──────── RECORDS SHOWN
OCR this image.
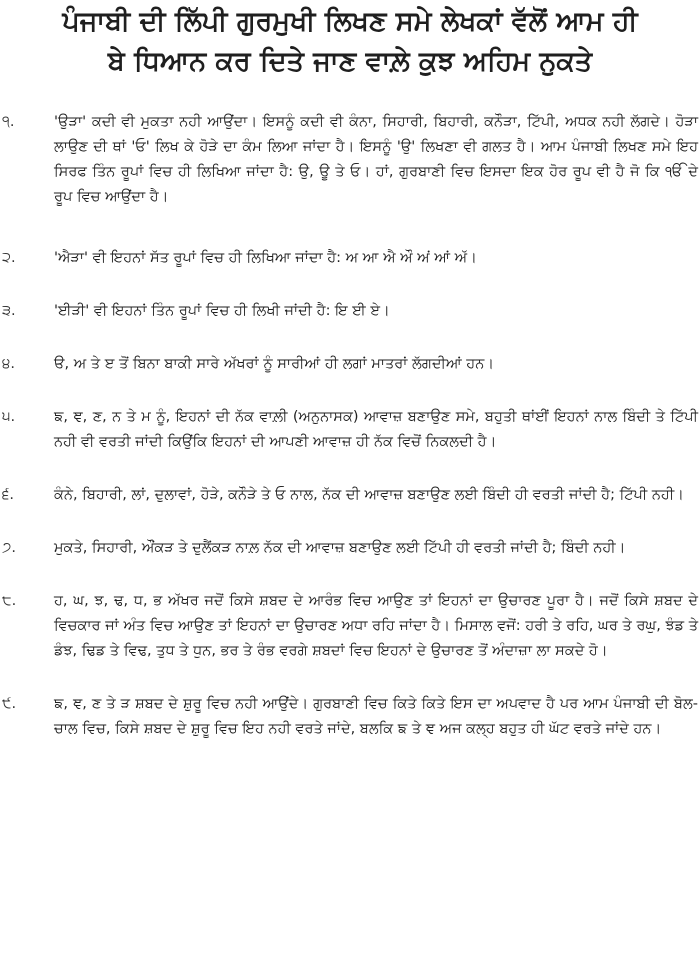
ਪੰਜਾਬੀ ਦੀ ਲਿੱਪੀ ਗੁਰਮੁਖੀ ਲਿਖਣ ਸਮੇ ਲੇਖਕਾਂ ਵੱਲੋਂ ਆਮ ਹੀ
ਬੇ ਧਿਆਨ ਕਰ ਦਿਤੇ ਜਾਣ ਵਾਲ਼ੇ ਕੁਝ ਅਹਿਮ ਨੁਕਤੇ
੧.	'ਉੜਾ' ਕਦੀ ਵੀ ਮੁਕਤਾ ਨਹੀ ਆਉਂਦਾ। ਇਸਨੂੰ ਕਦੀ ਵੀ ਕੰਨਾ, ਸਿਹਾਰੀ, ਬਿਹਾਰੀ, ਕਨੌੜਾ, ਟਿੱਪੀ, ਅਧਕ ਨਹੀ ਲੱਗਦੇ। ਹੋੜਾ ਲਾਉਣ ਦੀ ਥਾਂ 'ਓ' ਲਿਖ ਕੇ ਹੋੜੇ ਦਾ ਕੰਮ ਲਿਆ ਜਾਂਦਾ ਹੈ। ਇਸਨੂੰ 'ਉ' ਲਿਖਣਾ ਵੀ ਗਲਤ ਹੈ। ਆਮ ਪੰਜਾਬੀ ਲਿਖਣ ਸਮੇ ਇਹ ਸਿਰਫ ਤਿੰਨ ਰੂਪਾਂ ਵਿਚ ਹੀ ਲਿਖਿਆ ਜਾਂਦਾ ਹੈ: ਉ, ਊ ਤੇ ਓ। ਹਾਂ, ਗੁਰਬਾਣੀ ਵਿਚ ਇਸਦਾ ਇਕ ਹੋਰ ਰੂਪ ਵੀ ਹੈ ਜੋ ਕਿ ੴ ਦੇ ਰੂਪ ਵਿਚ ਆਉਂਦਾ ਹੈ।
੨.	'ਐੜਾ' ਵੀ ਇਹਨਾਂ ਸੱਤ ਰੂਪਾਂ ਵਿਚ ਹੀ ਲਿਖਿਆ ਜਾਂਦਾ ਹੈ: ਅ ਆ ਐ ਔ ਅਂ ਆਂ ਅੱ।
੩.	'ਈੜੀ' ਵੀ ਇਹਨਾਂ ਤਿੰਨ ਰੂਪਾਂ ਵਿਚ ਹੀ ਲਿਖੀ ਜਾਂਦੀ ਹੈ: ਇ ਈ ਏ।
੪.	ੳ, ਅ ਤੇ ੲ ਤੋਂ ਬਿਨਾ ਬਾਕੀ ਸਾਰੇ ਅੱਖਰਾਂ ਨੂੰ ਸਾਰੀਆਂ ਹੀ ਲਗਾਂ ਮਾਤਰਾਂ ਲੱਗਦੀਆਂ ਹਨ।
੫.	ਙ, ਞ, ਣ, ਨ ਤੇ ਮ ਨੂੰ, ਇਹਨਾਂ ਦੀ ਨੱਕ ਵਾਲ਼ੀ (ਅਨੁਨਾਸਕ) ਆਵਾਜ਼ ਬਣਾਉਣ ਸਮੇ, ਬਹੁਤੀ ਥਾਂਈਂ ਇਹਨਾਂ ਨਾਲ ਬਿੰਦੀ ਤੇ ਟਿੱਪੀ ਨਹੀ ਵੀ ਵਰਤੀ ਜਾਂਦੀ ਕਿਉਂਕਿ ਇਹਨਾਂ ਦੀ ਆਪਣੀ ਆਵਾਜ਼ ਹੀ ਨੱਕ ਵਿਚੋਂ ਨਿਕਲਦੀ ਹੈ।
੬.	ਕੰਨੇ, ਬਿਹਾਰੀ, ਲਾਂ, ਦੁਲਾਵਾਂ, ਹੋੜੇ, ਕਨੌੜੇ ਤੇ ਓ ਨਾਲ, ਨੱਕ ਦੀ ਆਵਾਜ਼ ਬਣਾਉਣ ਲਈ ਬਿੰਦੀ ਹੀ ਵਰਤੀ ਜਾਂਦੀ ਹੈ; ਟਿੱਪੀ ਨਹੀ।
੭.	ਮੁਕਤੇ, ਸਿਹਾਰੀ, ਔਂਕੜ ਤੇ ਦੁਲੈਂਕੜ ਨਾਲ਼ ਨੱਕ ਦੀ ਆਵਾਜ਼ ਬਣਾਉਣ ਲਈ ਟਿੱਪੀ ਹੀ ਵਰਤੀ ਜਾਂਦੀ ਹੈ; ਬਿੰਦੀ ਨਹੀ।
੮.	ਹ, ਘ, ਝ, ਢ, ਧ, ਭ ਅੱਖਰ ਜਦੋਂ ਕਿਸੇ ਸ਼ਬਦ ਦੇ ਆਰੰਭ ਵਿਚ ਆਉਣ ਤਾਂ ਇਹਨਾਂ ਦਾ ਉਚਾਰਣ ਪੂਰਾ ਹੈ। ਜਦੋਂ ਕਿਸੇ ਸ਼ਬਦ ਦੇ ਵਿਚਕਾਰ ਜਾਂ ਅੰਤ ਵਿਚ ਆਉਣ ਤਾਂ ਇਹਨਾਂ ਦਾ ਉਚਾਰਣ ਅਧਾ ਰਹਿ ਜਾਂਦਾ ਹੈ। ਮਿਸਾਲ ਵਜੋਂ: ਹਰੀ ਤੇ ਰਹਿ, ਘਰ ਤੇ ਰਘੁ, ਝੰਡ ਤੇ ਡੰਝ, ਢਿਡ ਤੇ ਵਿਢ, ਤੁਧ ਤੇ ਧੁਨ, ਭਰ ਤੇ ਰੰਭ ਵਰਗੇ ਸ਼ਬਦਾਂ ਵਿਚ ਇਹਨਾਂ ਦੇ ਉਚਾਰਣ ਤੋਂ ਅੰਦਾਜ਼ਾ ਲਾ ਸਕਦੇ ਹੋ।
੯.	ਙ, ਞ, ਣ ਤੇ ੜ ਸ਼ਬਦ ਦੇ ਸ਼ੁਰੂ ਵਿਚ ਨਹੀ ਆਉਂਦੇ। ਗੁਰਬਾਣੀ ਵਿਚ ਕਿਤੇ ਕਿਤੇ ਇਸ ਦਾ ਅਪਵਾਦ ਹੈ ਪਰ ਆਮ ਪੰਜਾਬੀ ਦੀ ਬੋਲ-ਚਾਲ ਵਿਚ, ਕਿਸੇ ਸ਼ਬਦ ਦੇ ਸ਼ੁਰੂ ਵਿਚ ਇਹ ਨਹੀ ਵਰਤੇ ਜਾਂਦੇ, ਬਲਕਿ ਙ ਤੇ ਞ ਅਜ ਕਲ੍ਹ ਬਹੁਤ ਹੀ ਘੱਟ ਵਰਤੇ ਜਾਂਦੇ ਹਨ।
────────────────
──────── RECORDS SHOWN
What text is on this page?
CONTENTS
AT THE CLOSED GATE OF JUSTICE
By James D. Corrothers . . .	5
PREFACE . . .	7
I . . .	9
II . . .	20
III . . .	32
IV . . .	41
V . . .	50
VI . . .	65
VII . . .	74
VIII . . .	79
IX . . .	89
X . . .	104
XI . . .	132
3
────────────────
──────── RECORDS SHOWN
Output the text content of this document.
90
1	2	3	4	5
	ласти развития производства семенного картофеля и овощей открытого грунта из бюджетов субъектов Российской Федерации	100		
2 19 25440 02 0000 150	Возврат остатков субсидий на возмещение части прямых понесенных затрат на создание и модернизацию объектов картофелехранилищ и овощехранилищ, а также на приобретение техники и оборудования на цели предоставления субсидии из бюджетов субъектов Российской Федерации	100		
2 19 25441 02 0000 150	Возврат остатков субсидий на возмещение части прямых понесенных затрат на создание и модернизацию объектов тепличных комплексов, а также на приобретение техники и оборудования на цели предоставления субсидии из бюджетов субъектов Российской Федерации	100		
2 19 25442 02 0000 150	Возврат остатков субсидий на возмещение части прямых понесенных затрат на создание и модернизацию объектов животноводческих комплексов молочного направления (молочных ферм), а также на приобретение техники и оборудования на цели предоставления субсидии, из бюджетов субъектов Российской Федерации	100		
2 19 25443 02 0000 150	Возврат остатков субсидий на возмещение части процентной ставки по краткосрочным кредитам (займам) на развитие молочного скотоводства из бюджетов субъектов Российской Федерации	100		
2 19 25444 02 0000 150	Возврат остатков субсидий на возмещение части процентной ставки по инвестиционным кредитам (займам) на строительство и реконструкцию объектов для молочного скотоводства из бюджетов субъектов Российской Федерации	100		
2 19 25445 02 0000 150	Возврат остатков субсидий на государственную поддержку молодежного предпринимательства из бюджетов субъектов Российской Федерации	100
────────────────
SHORT TASK: Collect each line containing the string "предоставления".

OUTPUT OF THE EXERCISE:
2 19 25440 02 0000 150	Возврат остатков субсидий на возмещение части прямых понесенных затрат на создание и модернизацию объектов картофелехранилищ и овощехранилищ, а также на приобретение техники и оборудования на цели предоставления субсидии из бюджетов субъектов Российской Федерации	100		
2 19 25441 02 0000 150	Возврат остатков субсидий на возмещение части прямых понесенных затрат на создание и модернизацию объектов тепличных комплексов, а также на приобретение техники и оборудования на цели предоставления субсидии из бюджетов субъектов Российской Федерации	100		
2 19 25442 02 0000 150	Возврат остатков субсидий на возмещение части прямых понесенных затрат на создание и модернизацию объектов животноводческих комплексов молочного направления (молочных ферм), а также на приобретение техники и оборудования на цели предоставления субсидии, из бюджетов субъектов Российской Федерации	100		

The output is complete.